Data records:
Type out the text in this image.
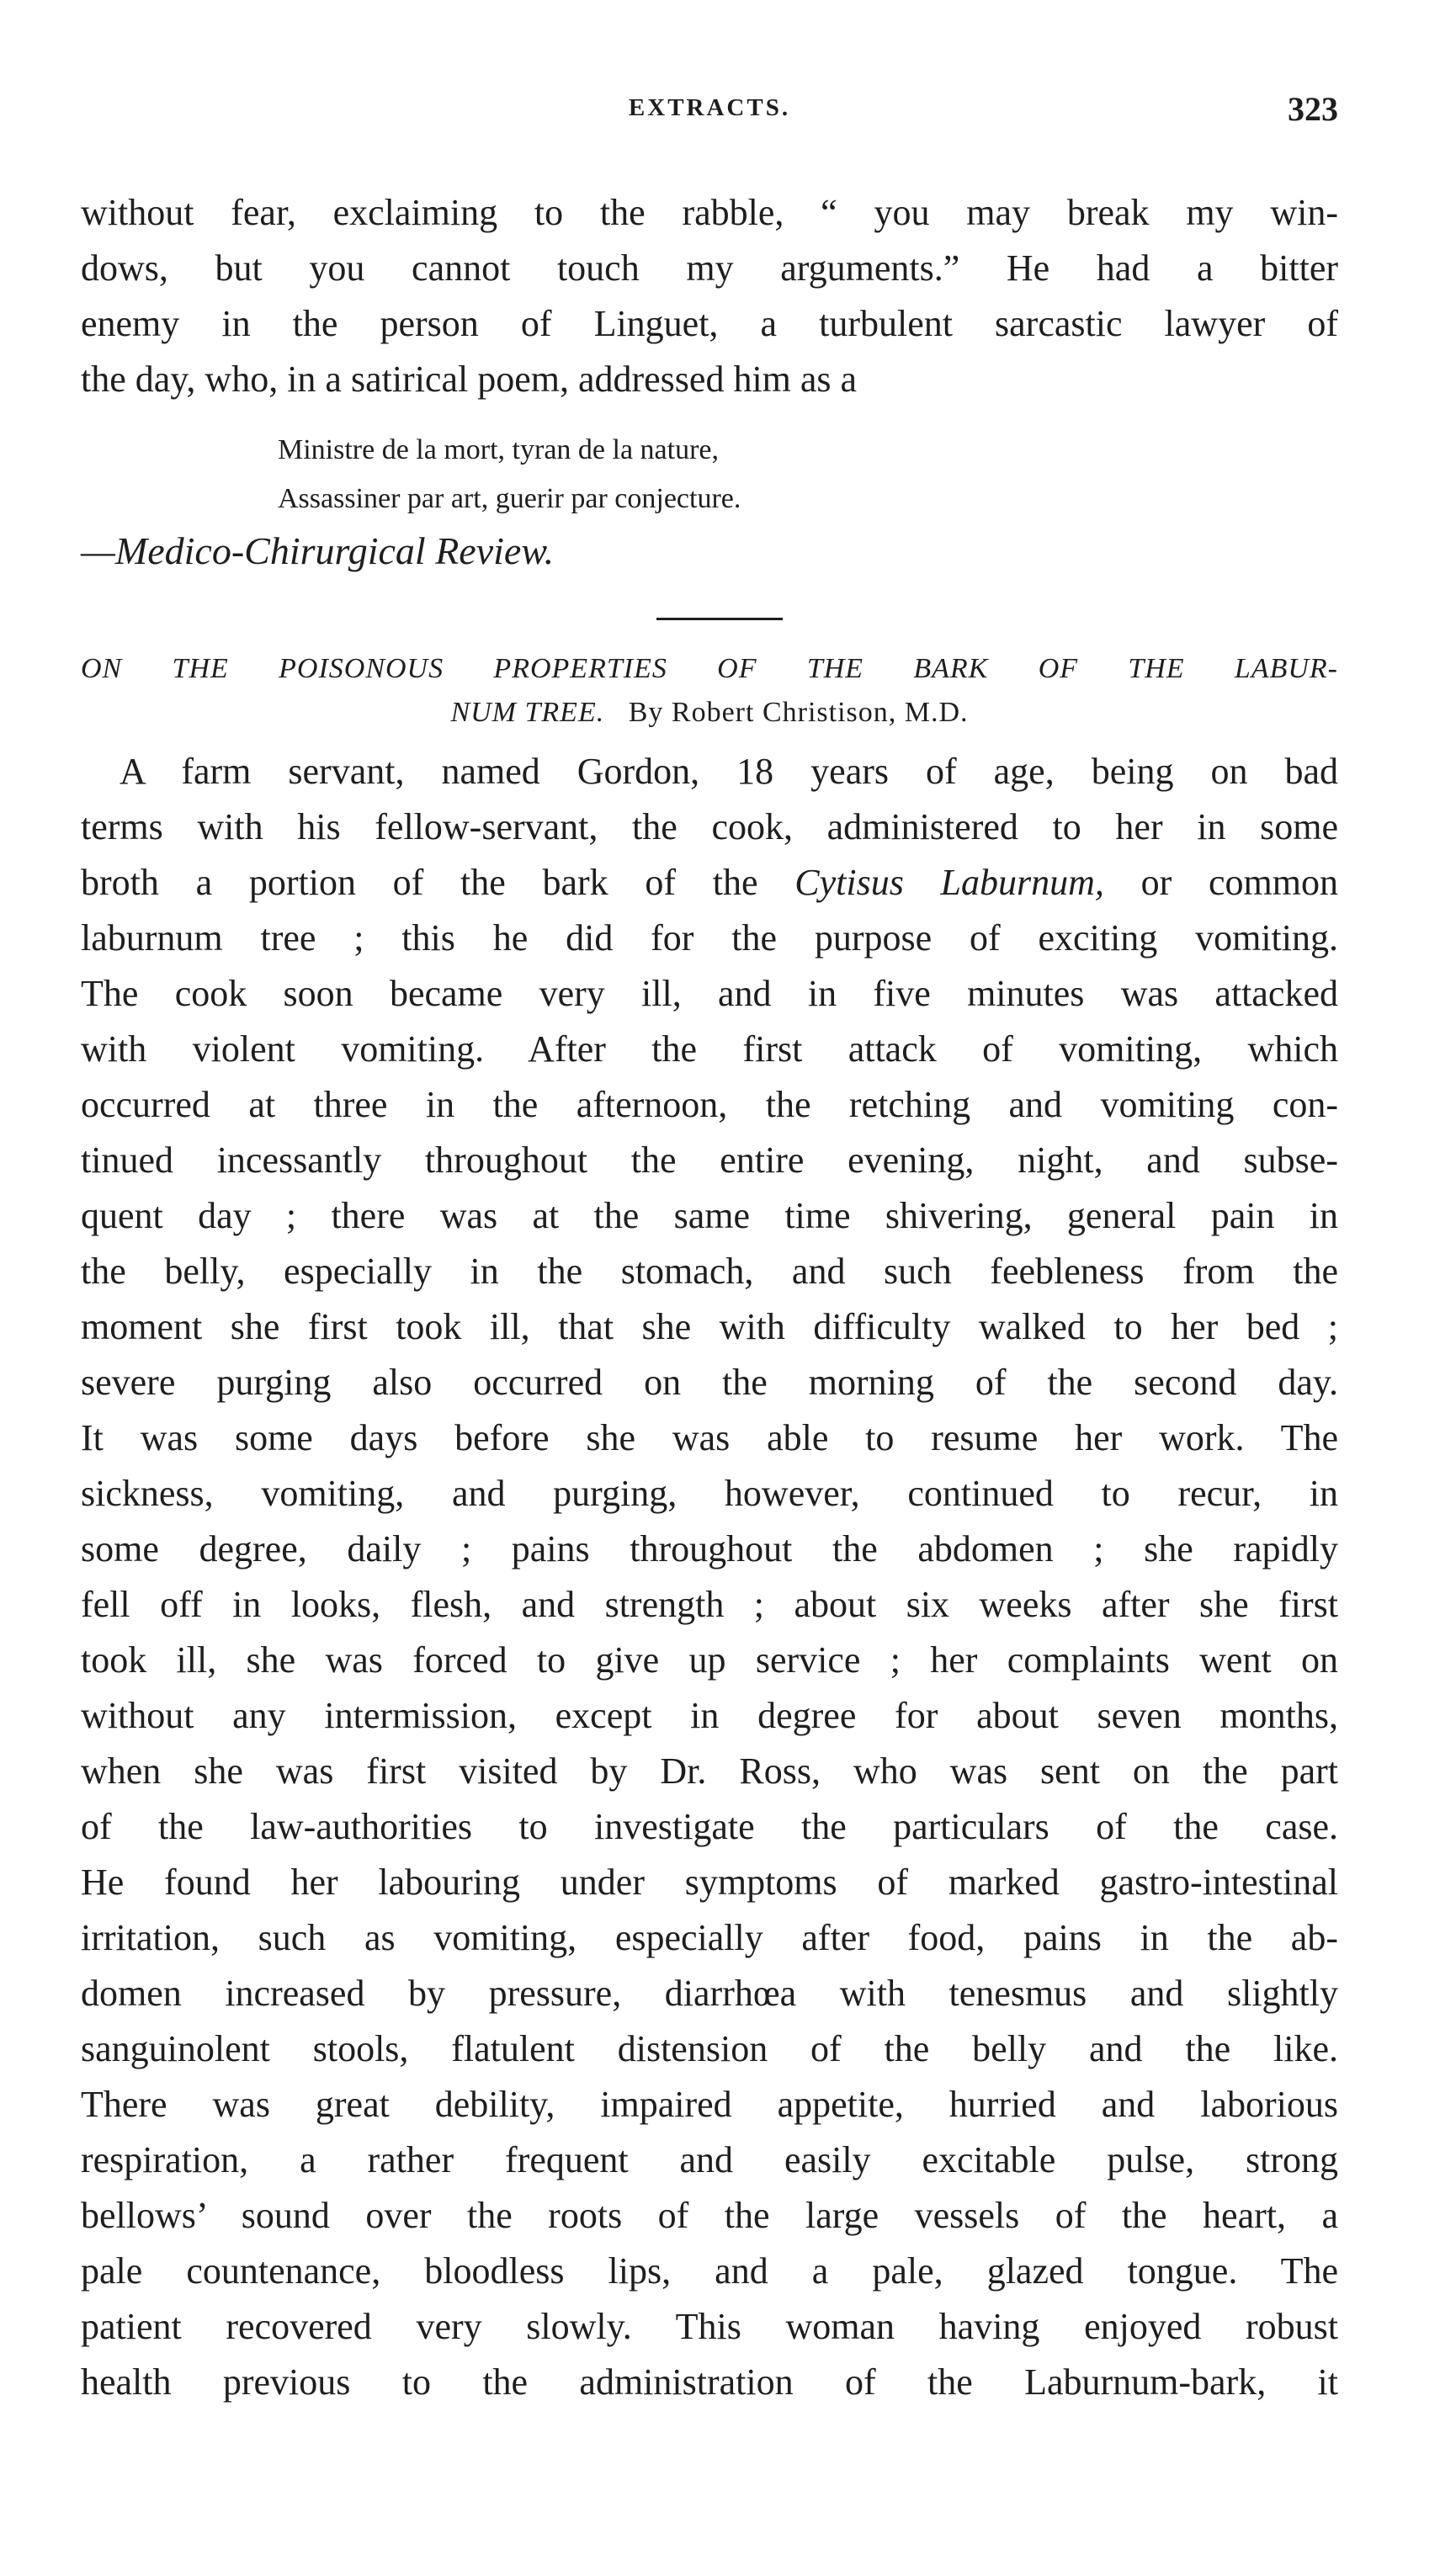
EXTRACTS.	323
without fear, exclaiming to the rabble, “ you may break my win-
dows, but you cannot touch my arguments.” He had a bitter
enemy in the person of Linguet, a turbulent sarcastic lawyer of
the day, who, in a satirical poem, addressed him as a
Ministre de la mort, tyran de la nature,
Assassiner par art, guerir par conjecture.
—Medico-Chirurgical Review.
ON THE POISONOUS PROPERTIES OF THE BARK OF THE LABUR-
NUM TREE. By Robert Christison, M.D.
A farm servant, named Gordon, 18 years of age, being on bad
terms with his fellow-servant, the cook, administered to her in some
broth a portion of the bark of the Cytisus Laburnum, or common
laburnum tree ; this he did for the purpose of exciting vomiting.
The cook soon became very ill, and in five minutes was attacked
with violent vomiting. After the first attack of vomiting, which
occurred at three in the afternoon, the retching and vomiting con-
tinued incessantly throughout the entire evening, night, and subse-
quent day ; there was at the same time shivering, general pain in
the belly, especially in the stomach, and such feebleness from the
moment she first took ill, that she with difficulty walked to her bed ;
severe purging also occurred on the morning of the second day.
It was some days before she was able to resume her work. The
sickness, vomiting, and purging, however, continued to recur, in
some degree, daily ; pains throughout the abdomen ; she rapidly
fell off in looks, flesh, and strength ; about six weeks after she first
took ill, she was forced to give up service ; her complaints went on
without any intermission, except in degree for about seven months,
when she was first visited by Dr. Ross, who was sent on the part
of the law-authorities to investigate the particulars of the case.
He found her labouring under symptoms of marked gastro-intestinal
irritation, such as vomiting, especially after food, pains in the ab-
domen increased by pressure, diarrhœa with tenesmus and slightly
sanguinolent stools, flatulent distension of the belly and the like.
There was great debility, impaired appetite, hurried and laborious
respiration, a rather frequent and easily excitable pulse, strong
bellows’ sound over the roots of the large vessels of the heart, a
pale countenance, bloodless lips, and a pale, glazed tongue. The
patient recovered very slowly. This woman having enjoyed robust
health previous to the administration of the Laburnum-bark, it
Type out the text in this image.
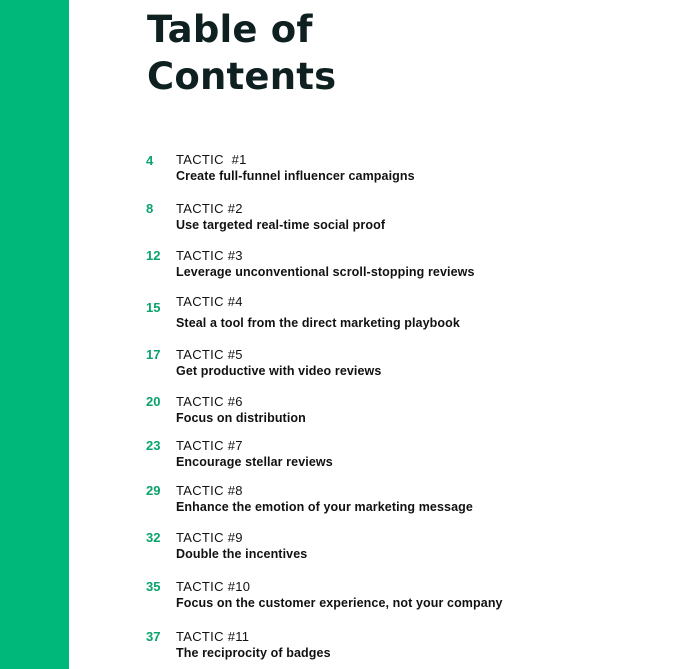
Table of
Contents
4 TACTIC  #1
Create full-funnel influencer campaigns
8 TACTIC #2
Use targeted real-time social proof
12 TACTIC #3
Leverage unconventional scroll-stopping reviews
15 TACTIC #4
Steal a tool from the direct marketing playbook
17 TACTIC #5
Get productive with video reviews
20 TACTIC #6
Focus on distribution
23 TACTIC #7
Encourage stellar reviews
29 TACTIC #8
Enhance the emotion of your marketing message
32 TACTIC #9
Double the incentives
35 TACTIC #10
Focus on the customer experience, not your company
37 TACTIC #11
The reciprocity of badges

__Task directions__: How many lines of the entries above hold the string "very"? Reply with the number alone.

__Solution below__: 2